Information supplied:
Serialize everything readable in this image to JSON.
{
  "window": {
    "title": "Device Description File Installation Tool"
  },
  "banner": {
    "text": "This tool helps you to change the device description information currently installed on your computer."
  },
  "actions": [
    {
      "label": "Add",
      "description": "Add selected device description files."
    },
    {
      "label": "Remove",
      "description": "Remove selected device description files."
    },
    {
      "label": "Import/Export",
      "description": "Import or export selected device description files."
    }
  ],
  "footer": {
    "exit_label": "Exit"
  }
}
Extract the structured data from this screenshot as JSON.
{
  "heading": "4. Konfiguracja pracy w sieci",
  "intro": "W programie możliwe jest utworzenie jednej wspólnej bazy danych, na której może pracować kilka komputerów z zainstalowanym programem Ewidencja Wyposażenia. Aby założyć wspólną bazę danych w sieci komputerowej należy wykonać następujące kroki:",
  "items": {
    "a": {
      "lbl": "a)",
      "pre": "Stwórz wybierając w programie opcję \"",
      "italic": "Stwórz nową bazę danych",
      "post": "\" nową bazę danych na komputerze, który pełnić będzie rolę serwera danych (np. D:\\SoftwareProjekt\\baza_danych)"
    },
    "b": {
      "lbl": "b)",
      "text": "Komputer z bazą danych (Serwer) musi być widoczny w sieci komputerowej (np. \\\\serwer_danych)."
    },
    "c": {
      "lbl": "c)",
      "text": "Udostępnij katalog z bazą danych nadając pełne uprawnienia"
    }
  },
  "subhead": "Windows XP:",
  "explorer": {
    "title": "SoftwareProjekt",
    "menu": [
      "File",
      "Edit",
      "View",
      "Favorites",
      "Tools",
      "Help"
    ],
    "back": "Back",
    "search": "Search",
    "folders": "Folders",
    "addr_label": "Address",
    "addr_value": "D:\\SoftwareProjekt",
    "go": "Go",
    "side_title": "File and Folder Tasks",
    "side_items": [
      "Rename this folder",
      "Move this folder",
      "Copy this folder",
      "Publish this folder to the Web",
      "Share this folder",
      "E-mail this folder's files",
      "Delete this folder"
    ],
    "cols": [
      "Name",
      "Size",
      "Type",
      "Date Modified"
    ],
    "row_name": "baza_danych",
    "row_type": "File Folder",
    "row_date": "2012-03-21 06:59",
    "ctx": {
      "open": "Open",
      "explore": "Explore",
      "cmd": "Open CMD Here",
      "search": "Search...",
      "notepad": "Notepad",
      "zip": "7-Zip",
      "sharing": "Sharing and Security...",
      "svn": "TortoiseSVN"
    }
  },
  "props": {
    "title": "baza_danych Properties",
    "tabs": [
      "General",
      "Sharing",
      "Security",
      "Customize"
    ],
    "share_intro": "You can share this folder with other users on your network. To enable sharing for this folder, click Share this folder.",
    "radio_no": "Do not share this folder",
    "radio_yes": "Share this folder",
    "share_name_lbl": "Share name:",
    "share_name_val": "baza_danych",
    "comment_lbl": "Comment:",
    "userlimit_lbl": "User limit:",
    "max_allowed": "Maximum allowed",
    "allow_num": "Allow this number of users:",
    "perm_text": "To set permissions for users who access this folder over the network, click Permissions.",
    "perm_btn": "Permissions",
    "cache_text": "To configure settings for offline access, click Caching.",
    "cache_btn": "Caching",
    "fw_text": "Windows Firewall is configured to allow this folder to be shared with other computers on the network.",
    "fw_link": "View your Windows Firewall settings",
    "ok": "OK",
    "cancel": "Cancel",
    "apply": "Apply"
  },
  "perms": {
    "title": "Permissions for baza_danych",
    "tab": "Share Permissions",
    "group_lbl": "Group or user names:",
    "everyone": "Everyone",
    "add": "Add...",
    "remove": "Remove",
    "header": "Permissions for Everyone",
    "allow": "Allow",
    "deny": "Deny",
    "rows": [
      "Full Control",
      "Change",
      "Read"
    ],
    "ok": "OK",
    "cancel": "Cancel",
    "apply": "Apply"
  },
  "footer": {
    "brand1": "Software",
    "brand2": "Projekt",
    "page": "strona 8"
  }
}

Instructions to follow: The lines above should be duplicated exactly.

Final result:
Serialize everything readable in this image to JSON.
{
  "window": {
    "title": "Device Description File Installation Tool"
  },
  "banner": {
    "text": "This tool helps you to change the device description information currently installed on your computer."
  },
  "actions": [
    {
      "label": "Add",
      "description": "Add selected device description files."
    },
    {
      "label": "Remove",
      "description": "Remove selected device description files."
    },
    {
      "label": "Import/Export",
      "description": "Import or export selected device description files."
    }
  ],
  "footer": {
    "exit_label": "Exit"
  }
}
Extract the structured data from this screenshot as JSON.
{
  "heading": "4. Konfiguracja pracy w sieci",
  "intro": "W programie możliwe jest utworzenie jednej wspólnej bazy danych, na której może pracować kilka komputerów z zainstalowanym programem Ewidencja Wyposażenia. Aby założyć wspólną bazę danych w sieci komputerowej należy wykonać następujące kroki:",
  "items": {
    "a": {
      "lbl": "a)",
      "pre": "Stwórz wybierając w programie opcję \"",
      "italic": "Stwórz nową bazę danych",
      "post": "\" nową bazę danych na komputerze, który pełnić będzie rolę serwera danych (np. D:\\SoftwareProjekt\\baza_danych)"
    },
    "b": {
      "lbl": "b)",
      "text": "Komputer z bazą danych (Serwer) musi być widoczny w sieci komputerowej (np. \\\\serwer_danych)."
    },
    "c": {
      "lbl": "c)",
      "text": "Udostępnij katalog z bazą danych nadając pełne uprawnienia"
    }
  },
  "subhead": "Windows XP:",
  "explorer": {
    "title": "SoftwareProjekt",
    "menu": [
      "File",
      "Edit",
      "View",
      "Favorites",
      "Tools",
      "Help"
    ],
    "back": "Back",
    "search": "Search",
    "folders": "Folders",
    "addr_label": "Address",
    "addr_value": "D:\\SoftwareProjekt",
    "go": "Go",
    "side_title": "File and Folder Tasks",
    "side_items": [
      "Rename this folder",
      "Move this folder",
      "Copy this folder",
      "Publish this folder to the Web",
      "Share this folder",
      "E-mail this folder's files",
      "Delete this folder"
    ],
    "cols": [
      "Name",
      "Size",
      "Type",
      "Date Modified"
    ],
    "row_name": "baza_danych",
    "row_type": "File Folder",
    "row_date": "2012-03-21 06:59",
    "ctx": {
      "open": "Open",
      "explore": "Explore",
      "cmd": "Open CMD Here",
      "search": "Search...",
      "notepad": "Notepad",
      "zip": "7-Zip",
      "sharing": "Sharing and Security...",
      "svn": "TortoiseSVN"
    }
  },
  "props": {
    "title": "baza_danych Properties",
    "tabs": [
      "General",
      "Sharing",
      "Security",
      "Customize"
    ],
    "share_intro": "You can share this folder with other users on your network. To enable sharing for this folder, click Share this folder.",
    "radio_no": "Do not share this folder",
    "radio_yes": "Share this folder",
    "share_name_lbl": "Share name:",
    "share_name_val": "baza_danych",
    "comment_lbl": "Comment:",
    "userlimit_lbl": "User limit:",
    "max_allowed": "Maximum allowed",
    "allow_num": "Allow this number of users:",
    "perm_text": "To set permissions for users who access this folder over the network, click Permissions.",
    "perm_btn": "Permissions",
    "cache_text": "To configure settings for offline access, click Caching.",
    "cache_btn": "Caching",
    "fw_text": "Windows Firewall is configured to allow this folder to be shared with other computers on the network.",
    "fw_link": "View your Windows Firewall settings",
    "ok": "OK",
    "cancel": "Cancel",
    "apply": "Apply"
  },
  "perms": {
    "title": "Permissions for baza_danych",
    "tab": "Share Permissions",
    "group_lbl": "Group or user names:",
    "everyone": "Everyone",
    "add": "Add...",
    "remove": "Remove",
    "header": "Permissions for Everyone",
    "allow": "Allow",
    "deny": "Deny",
    "rows": [
      "Full Control",
      "Change",
      "Read"
    ],
    "ok": "OK",
    "cancel": "Cancel",
    "apply": "Apply"
  },
  "footer": {
    "brand1": "Software",
    "brand2": "Projekt",
    "page": "strona 8"
  }
}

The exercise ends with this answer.